### PROVIDED ENTRIES

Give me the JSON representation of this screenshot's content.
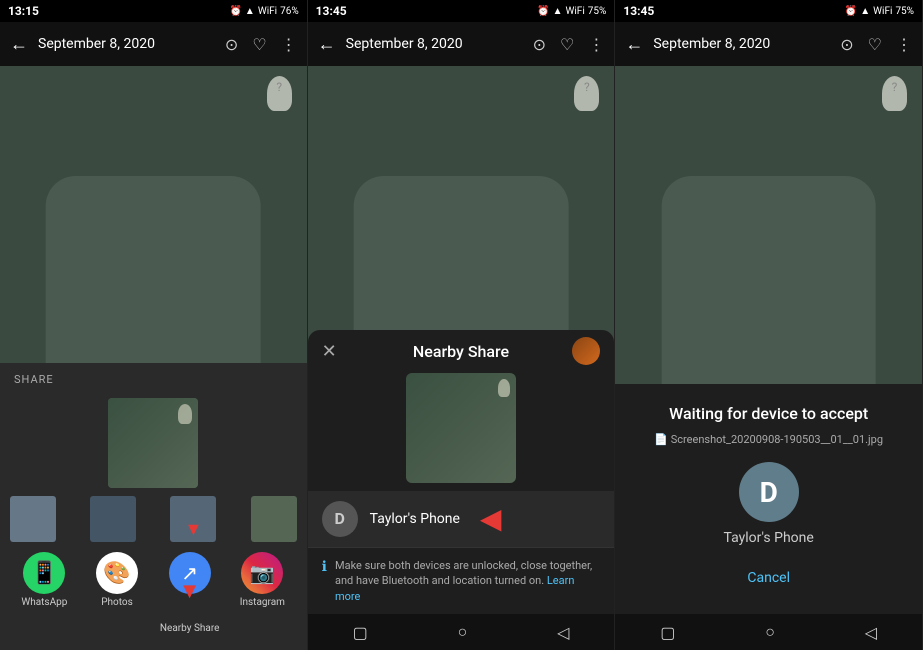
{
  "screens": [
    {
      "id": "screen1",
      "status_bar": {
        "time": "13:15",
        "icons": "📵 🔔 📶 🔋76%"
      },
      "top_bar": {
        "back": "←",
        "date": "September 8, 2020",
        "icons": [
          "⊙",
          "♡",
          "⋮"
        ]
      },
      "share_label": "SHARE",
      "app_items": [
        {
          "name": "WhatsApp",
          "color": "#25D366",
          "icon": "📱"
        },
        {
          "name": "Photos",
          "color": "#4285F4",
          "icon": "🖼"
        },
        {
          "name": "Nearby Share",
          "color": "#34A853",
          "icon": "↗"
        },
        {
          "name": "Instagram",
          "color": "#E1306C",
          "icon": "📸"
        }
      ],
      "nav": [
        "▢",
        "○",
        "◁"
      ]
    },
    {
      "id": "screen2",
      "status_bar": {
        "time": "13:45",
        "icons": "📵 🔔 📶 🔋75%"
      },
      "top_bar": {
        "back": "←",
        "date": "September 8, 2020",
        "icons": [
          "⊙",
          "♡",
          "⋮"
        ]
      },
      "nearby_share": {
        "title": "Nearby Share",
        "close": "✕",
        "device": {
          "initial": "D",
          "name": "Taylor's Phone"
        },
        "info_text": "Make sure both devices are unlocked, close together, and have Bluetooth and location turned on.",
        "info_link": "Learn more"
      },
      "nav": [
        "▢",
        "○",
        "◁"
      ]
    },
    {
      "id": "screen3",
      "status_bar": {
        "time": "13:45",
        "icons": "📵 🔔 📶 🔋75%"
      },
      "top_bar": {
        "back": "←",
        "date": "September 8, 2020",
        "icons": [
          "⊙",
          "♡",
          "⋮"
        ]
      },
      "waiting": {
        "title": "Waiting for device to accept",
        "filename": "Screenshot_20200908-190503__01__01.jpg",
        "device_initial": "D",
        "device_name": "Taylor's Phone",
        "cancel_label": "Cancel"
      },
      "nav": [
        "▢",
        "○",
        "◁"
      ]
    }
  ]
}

######
### PROVIDED ENTRIES

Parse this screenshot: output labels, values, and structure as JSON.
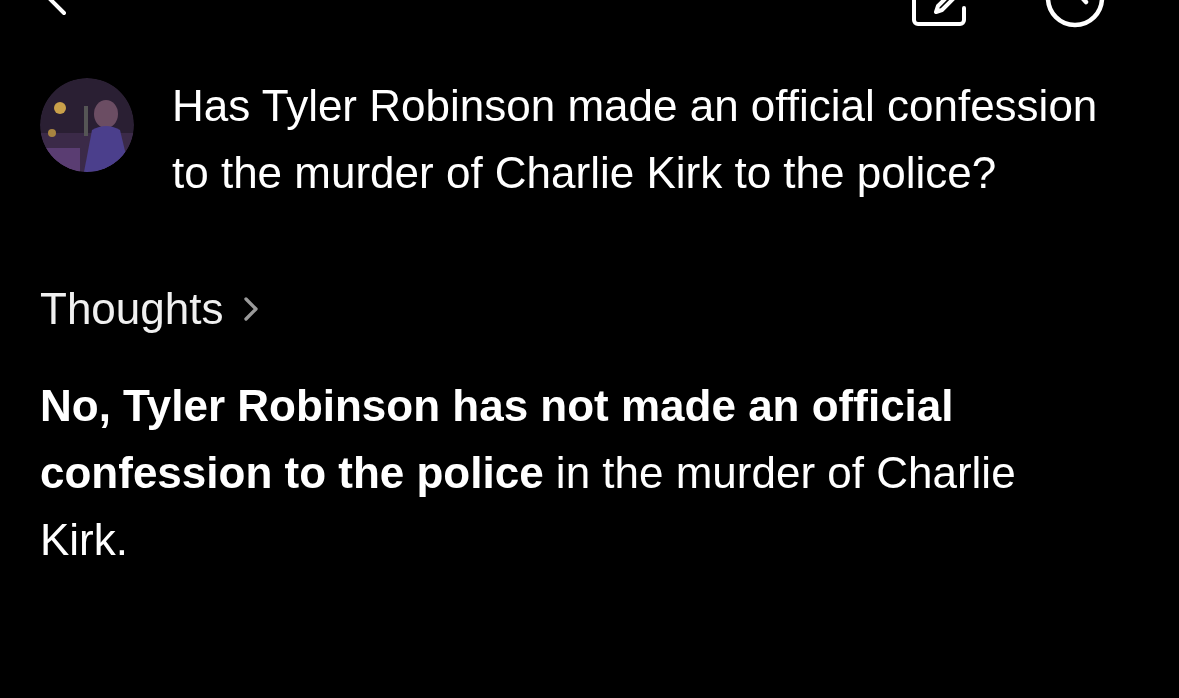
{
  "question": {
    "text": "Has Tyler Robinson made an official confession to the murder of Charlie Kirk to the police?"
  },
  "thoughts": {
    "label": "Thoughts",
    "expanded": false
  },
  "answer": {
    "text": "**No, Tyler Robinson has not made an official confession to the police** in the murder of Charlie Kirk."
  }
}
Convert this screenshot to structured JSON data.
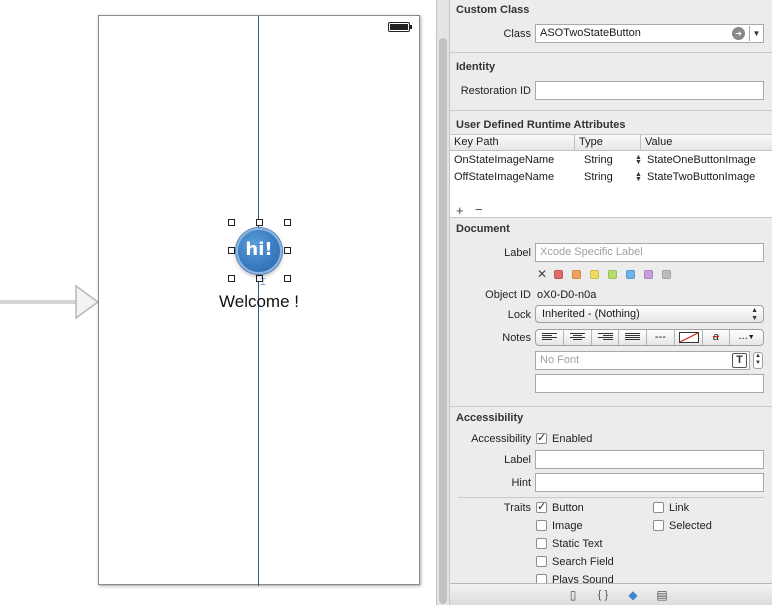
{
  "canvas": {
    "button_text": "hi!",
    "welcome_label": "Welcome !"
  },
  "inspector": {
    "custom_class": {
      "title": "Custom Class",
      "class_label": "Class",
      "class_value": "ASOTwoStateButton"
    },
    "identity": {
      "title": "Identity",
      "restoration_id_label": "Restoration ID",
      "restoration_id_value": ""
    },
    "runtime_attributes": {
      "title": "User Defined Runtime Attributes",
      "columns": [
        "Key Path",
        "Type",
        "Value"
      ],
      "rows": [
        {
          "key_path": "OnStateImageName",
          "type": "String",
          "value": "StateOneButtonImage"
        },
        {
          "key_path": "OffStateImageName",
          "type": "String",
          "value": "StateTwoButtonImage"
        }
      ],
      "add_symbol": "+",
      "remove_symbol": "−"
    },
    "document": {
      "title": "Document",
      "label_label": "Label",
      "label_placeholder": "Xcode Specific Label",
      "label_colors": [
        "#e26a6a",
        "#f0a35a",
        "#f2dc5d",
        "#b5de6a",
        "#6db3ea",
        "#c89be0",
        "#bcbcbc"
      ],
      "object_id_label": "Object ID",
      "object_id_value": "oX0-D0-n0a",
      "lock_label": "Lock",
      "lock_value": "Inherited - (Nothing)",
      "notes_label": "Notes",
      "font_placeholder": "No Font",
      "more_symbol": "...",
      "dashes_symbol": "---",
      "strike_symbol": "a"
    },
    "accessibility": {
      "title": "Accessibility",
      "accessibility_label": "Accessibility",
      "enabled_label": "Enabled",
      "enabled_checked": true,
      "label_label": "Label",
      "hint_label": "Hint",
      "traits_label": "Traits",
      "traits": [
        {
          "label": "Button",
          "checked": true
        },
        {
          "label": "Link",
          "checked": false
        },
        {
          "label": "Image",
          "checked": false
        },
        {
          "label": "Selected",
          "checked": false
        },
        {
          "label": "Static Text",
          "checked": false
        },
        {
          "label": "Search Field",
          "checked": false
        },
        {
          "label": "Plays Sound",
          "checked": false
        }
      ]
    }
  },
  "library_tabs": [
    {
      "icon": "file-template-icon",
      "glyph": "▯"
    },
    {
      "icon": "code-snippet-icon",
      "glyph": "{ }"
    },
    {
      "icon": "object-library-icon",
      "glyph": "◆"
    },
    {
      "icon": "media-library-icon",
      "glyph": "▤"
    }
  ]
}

######

Take every line from the data that contains the word "Tyler".

→ **EXERCISE SOLUTION**
    "text": "Has Tyler Robinson made an official confession to the murder of Charlie Kirk to the police?"
    "text": "**No, Tyler Robinson has not made an official confession to the police** in the murder of Charlie Kirk."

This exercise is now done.